## INSTRUCTIONS FOR THE TASK
Below is a set of records; restate each one word for word.

####################

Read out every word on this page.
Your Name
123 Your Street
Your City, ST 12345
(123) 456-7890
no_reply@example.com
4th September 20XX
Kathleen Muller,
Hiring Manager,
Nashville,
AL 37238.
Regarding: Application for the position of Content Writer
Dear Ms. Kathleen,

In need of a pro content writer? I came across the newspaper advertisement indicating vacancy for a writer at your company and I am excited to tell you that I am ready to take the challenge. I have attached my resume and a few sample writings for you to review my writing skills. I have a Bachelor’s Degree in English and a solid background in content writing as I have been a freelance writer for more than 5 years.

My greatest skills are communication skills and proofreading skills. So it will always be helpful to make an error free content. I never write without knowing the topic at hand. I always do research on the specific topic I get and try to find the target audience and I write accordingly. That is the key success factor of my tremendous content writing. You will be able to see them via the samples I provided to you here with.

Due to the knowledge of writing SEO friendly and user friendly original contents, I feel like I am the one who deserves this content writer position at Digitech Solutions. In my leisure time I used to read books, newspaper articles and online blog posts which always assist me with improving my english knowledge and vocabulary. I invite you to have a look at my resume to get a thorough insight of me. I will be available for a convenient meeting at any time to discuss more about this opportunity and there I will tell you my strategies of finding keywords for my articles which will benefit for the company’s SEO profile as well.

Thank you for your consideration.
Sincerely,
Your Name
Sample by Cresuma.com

####################

## SOLUTION TO THIS TASK
Read out every word on this page.
Your Name
123 Your Street
Your City, ST 12345
(123) 456-7890
no_reply@example.com
4th September 20XX
Kathleen Muller,
Hiring Manager,
Nashville,
AL 37238.
Regarding: Application for the position of Content Writer
Dear Ms. Kathleen,

In need of a pro content writer? I came across the newspaper advertisement indicating vacancy for a writer at your company and I am excited to tell you that I am ready to take the challenge. I have attached my resume and a few sample writings for you to review my writing skills. I have a Bachelor’s Degree in English and a solid background in content writing as I have been a freelance writer for more than 5 years.

My greatest skills are communication skills and proofreading skills. So it will always be helpful to make an error free content. I never write without knowing the topic at hand. I always do research on the specific topic I get and try to find the target audience and I write accordingly. That is the key success factor of my tremendous content writing. You will be able to see them via the samples I provided to you here with.

Due to the knowledge of writing SEO friendly and user friendly original contents, I feel like I am the one who deserves this content writer position at Digitech Solutions. In my leisure time I used to read books, newspaper articles and online blog posts which always assist me with improving my english knowledge and vocabulary. I invite you to have a look at my resume to get a thorough insight of me. I will be available for a convenient meeting at any time to discuss more about this opportunity and there I will tell you my strategies of finding keywords for my articles which will benefit for the company’s SEO profile as well.

Thank you for your consideration.
Sincerely,
Your Name
Sample by Cresuma.com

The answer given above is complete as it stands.